- Stated task A
Set down the rows word for word, from the start of the rows through the line that holds "Itemize the components", inclusive. Leave the pictures out of your answer.

- Provided text
************

According to records obtained by The Associated Press, the pipeline spills — many of them small — are among some 750 "oil field incidents" that have occurred since January 2012 without public notification.

"That's news to us," said Don Morrison, director of the Dakota Resource Council, an environmental-minded landowner group with more than 700 members in North Dakota.

Dennis Fewless, director of water quality for the state Health Department, said regulators are reviewing the state's policies for when to publicly report such incidents after a massive spill was discovered last month in northwestern North Dakota by a wheat farmer. State and company officials kept it quiet for 11 days — and only said something after the AP asked about it.

Soon after the AP published its report Friday, the Health Department announced it is testing a website to publish information on all spills reported to the department.

North Dakota regulators, like in many other oil-producing states, are not obliged to tell the public about oil spills under state law. But in a state that's producing a million barrels a day and saw nearly 2,500 miles of new pipelines last year, many believe the risk of spills will increase, posing a bigger threat to farmland and water.

"We're certainly looking at that now and what would be a threshold for reporting to the public," Fewless said. Taking notice of the recent criticism, the state issued a statement Oct. 17 on an estimated 7-barrel oil spill in Divide County, which borders Canada in far northwestern North Dakota.

The state also is mulling a better system to track spills in-house, Fewless said, from their origin to cleanup status.

Dave Glatt, chief of the department's environmental health section, said the website announced late Friday would likely go live in two to three weeks. He said officials are still considering how large a spill should trigger a public announcement in addition to being published on the website.

************

- Stated task B
According to the article on North Dakota oil spills, why do many believe the risk of spills will increase?

************

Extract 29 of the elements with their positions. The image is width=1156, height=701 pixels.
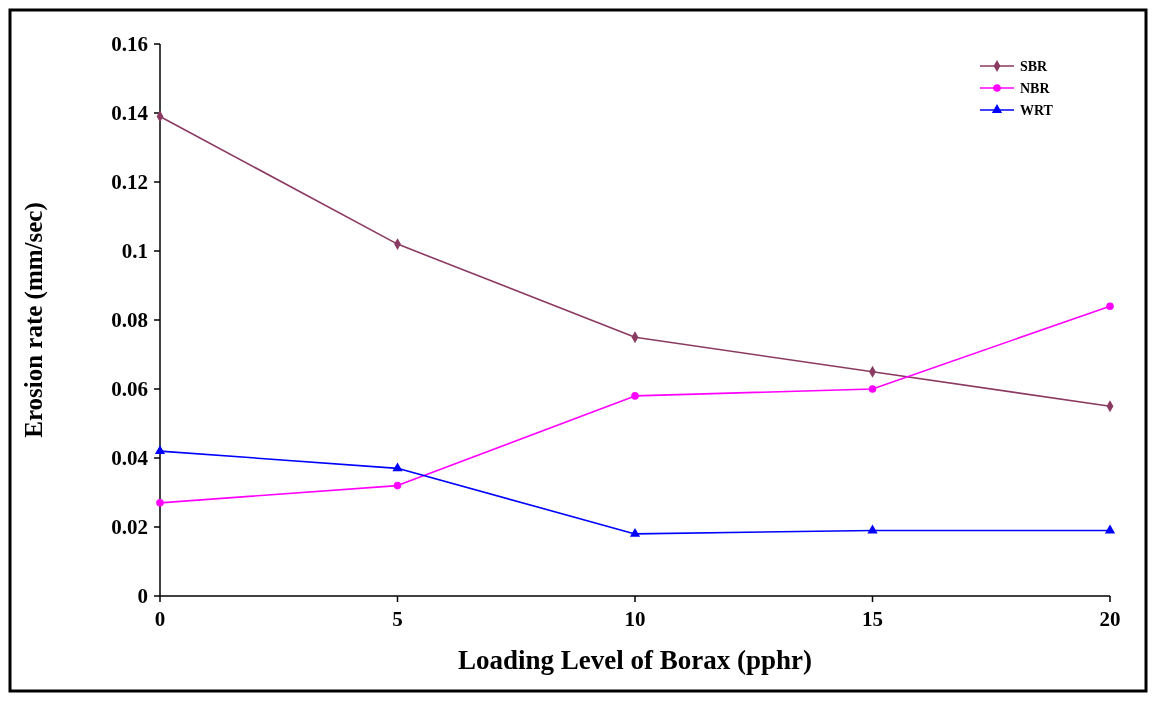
legend-label: WRT (1020, 102, 1054, 118)
point (867, 524, 878, 534)
y-tick-label: 0.06 (111, 377, 148, 402)
point (154, 445, 166, 455)
y-axis-title: Erosion rate (mm/sec) (20, 202, 48, 438)
x-tick-label: 0 (154, 607, 166, 631)
y-tick-label: 0.04 (111, 446, 149, 471)
point (1106, 302, 1114, 310)
x-tick-label: 20 (1099, 607, 1121, 631)
y-tick-label: 0.12 (111, 170, 148, 195)
point (868, 385, 877, 393)
y-tick-label: 0.16 (111, 32, 148, 57)
point (393, 481, 402, 490)
legend-label: NBR (1020, 80, 1051, 96)
y-tick-label: 0 (137, 584, 148, 609)
x-tick-label: 5 (392, 607, 403, 631)
y-tick-label: 0.14 (111, 101, 149, 126)
point (631, 392, 639, 400)
x-tick-label: 15 (862, 607, 883, 631)
y-tick-label: 0.08 (111, 308, 148, 333)
x-axis-title: Loading Level of Borax (pphr) (457, 645, 813, 675)
y-tick-label: 0.02 (111, 515, 148, 540)
point (1104, 524, 1116, 534)
point (156, 499, 164, 507)
legend-label: SBR (1020, 58, 1049, 74)
point (629, 528, 641, 537)
y-tick-label: 0.1 (121, 239, 148, 264)
point (392, 462, 403, 472)
x-tick-label: 10 (624, 607, 646, 631)
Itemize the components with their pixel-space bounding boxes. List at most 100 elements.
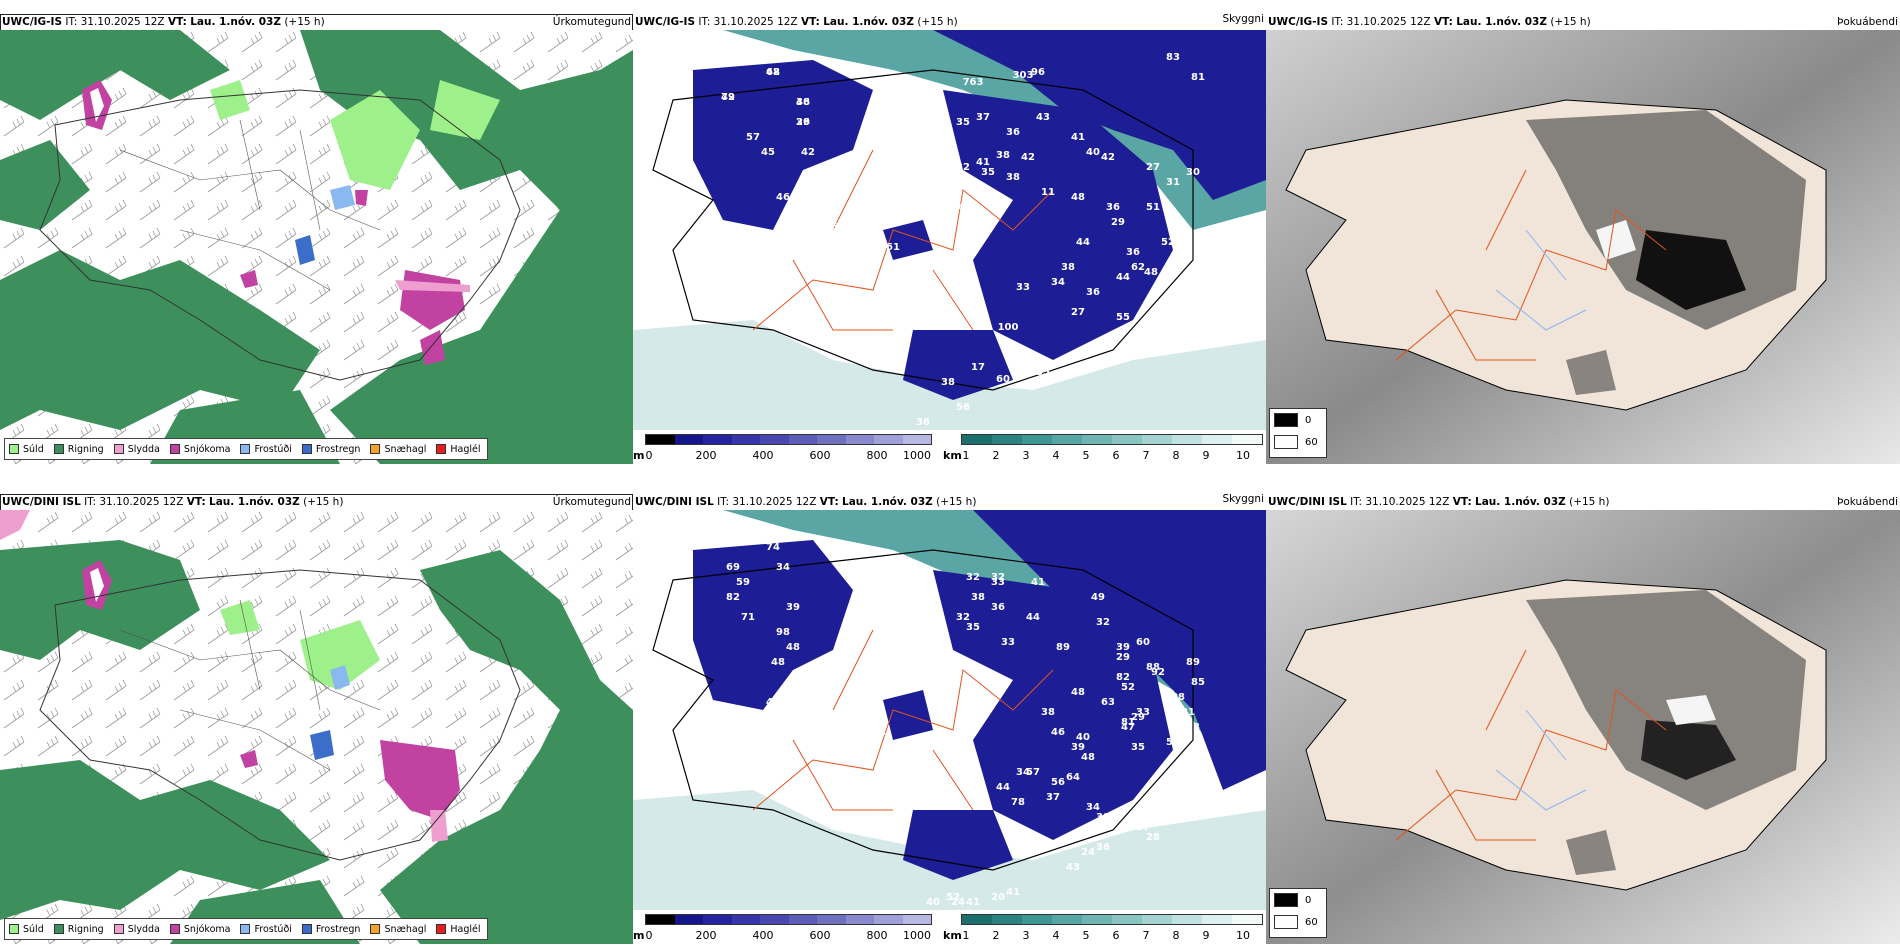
visibility-value: 32 [966, 572, 980, 583]
visibility-value: 40 [811, 662, 825, 673]
visibility-value: 88 [1146, 662, 1160, 673]
visibility-value: 39 [1116, 642, 1130, 653]
visibility-value: 34 [776, 562, 790, 573]
visibility-value: 82 [1116, 672, 1130, 683]
visibility-value: 36 [1126, 247, 1140, 258]
visibility-value: 52 [946, 892, 960, 903]
visibility-value: 31 [1166, 177, 1180, 188]
visibility-value: 44 [996, 782, 1010, 793]
visibility-value: 40 [1076, 732, 1090, 743]
visibility-value: 73 [1186, 722, 1200, 733]
panel-title: Skyggni [1222, 14, 1265, 25]
visibility-value: 32 [991, 572, 1005, 583]
visibility-value: 34 [1016, 767, 1030, 778]
visibility-value: 26 [796, 117, 810, 128]
visibility-value: 38 [1061, 262, 1075, 273]
visibility-value: 38 [971, 592, 985, 603]
visibility-value: 41 [1006, 887, 1020, 898]
visibility-value: 36 [1006, 127, 1020, 138]
legend-item: Súld [9, 924, 44, 935]
visibility-value: 81 [1191, 72, 1205, 83]
legend-item: Frostúði [240, 924, 292, 935]
visibility-value: 45 [761, 147, 775, 158]
visibility-value: 41 [701, 732, 715, 743]
fog-legend: 0 60 [1269, 888, 1327, 938]
visibility-value: 43 [971, 207, 985, 218]
visibility-value: 98 [776, 627, 790, 638]
visibility-value: 38 [1041, 707, 1055, 718]
visibility-value: 40 [926, 897, 940, 908]
visibility-value: 55 [1116, 312, 1130, 323]
panel-header: UWC/IG-IS IT: 31.10.2025 12Z VT: Lau. 1.… [633, 14, 1266, 30]
visibility-value: 43 [1171, 232, 1185, 243]
visibility-value: 44 [701, 242, 715, 253]
fog-panel-1: UWC/IG-IS IT: 31.10.2025 12Z VT: Lau. 1.… [1266, 14, 1900, 464]
panel-title: Úrkomutegund [552, 16, 631, 28]
visibility-value: 96 [1031, 67, 1045, 78]
visibility-value: 39 [796, 182, 810, 193]
precip-legend: Súld Rigning Slydda Snjókoma Frostúði Fr… [4, 918, 488, 940]
visibility-value: 85 [1191, 677, 1205, 688]
visibility-value: 89 [1056, 642, 1070, 653]
visibility-value: 39 [796, 117, 810, 128]
visibility-value: 48 [766, 67, 780, 78]
visibility-value: 27 [1136, 822, 1150, 833]
visibility-value: 92 [1151, 667, 1165, 678]
visibility-value: 41 [1031, 577, 1045, 588]
visibility-value: 81 [1121, 717, 1135, 728]
visibility-value: 88 [1171, 692, 1185, 703]
precip-map [0, 510, 633, 944]
visibility-value: 32 [956, 612, 970, 623]
fog-legend: 0 60 [1269, 408, 1327, 458]
panel-header: UWC/IG-IS IT: 31.10.2025 12Z VT: Lau. 1.… [2, 16, 631, 28]
visibility-value: 90 [836, 717, 850, 728]
visibility-value: 27 [1071, 307, 1085, 318]
visibility-value: 40 [766, 697, 780, 708]
visibility-value: 39 [1071, 742, 1085, 753]
legend-item: Haglél [436, 444, 481, 455]
visibility-value: 66 [831, 222, 845, 233]
visibility-value: 48 [771, 657, 785, 668]
visibility-value: 56 [956, 402, 970, 413]
visibility-value: 27 [1156, 802, 1170, 813]
visibility-value: 78 [1011, 797, 1025, 808]
visibility-value: 60 [1136, 637, 1150, 648]
visibility-value: 38 [941, 377, 955, 388]
legend-item: Snæhagl [370, 924, 426, 935]
visibility-value: 41 [1071, 132, 1085, 143]
visibility-value: 34 [1086, 802, 1100, 813]
visibility-value: 48 [786, 642, 800, 653]
visibility-value: 61 [886, 242, 900, 253]
visibility-value: 34 [1051, 277, 1065, 288]
visibility-value: 30 [951, 737, 965, 748]
fog-map [1266, 30, 1900, 464]
visibility-value: 35 [966, 622, 980, 633]
visibility-value: 40 [976, 192, 990, 203]
precip-legend: Súld Rigning Slydda Snjókoma Frostúði Fr… [4, 438, 488, 460]
visibility-value: 36 [786, 677, 800, 688]
visibility-value: 42 [1101, 152, 1115, 163]
visibility-value: 35 [1131, 742, 1145, 753]
model-name: UWC/IG-IS [2, 16, 63, 28]
visibility-value: 20 [991, 892, 1005, 903]
visibility-value: 28 [1146, 832, 1160, 843]
visibility-value: 36 [916, 417, 930, 428]
visibility-value: 69 [726, 562, 740, 573]
panel-header: UWC/DINI ISL IT: 31.10.2025 12Z VT: Lau.… [2, 496, 631, 508]
visibility-value: 763 [963, 77, 984, 88]
visibility-value: 47 [1121, 722, 1135, 733]
legend-item: Slydda [113, 444, 160, 455]
panel-title: Skyggni [1222, 494, 1265, 505]
legend-item: Rigning [53, 444, 104, 455]
legend-item: Snjókoma [169, 924, 230, 935]
panel-title: Þokuábendi [1837, 16, 1898, 28]
visibility-value: 44 [1116, 272, 1130, 283]
visibility-value: 38 [956, 247, 970, 258]
visibility-value: 38 [996, 150, 1010, 161]
visibility-value: 11 [1041, 187, 1055, 198]
visibility-value: 43 [1036, 112, 1050, 123]
visibility-value: 83 [1166, 52, 1180, 63]
visibility-value: 46 [776, 192, 790, 203]
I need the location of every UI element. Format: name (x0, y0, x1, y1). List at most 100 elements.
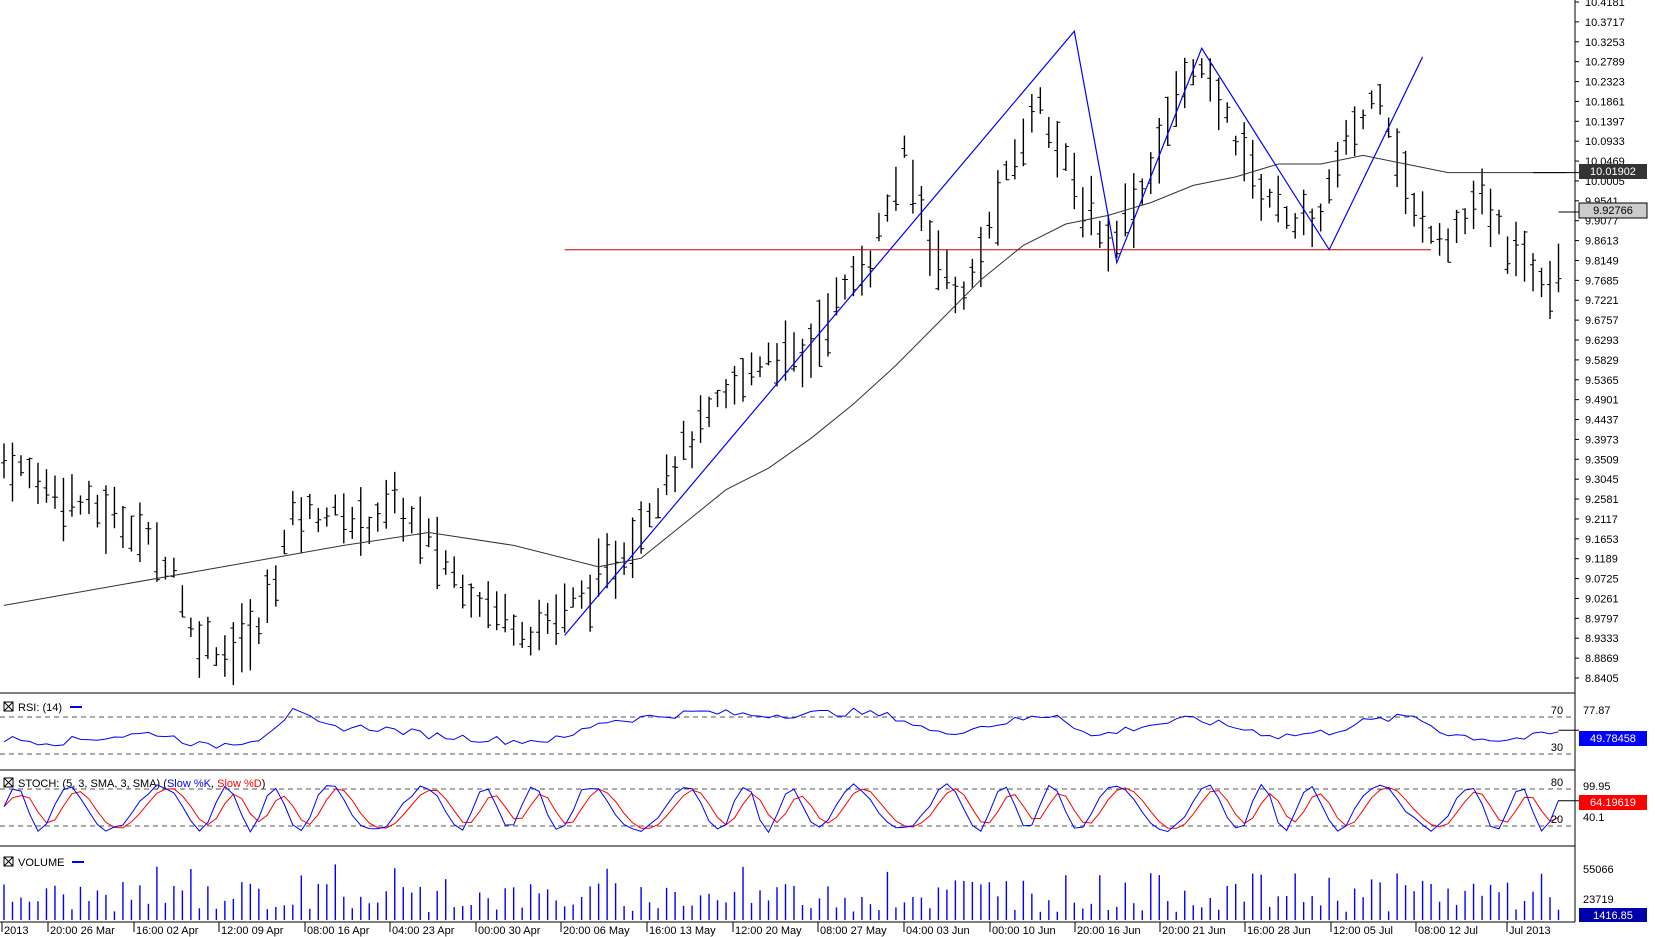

************

- Task answer A
Extract 29 of the elements with their positions. The image is width=1156, height=701 pixels.
legend-label: WRT (1020, 102, 1054, 118)
point (867, 524, 878, 534)
y-tick-label: 0.06 (111, 377, 148, 402)
point (154, 445, 166, 455)
y-axis-title: Erosion rate (mm/sec) (20, 202, 48, 438)
x-tick-label: 0 (154, 607, 166, 631)
y-tick-label: 0.04 (111, 446, 149, 471)
point (1106, 302, 1114, 310)
x-tick-label: 20 (1099, 607, 1121, 631)
y-tick-label: 0.12 (111, 170, 148, 195)
point (868, 385, 877, 393)
y-tick-label: 0.16 (111, 32, 148, 57)
point (393, 481, 402, 490)
legend-label: NBR (1020, 80, 1051, 96)
y-tick-label: 0 (137, 584, 148, 609)
x-tick-label: 5 (392, 607, 403, 631)
y-tick-label: 0.14 (111, 101, 149, 126)
point (631, 392, 639, 400)
x-tick-label: 15 (862, 607, 883, 631)
y-tick-label: 0.08 (111, 308, 148, 333)
x-axis-title: Loading Level of Borax (pphr) (457, 645, 813, 675)
y-tick-label: 0.02 (111, 515, 148, 540)
point (1104, 524, 1116, 534)
point (156, 499, 164, 507)
legend-label: SBR (1020, 58, 1049, 74)
point (629, 528, 641, 537)
y-tick-label: 0.1 (121, 239, 148, 264)
point (392, 462, 403, 472)
x-tick-label: 10 (624, 607, 646, 631)
Itemize the components with their pixel-space bounding boxes. List at most 100 elements.

- Task answer B
Many believe the risk will increase because the state is producing a million barrels a day and saw nearly 2,500 miles of new pipelines last year. They see this as a bigger threat to farmland and water.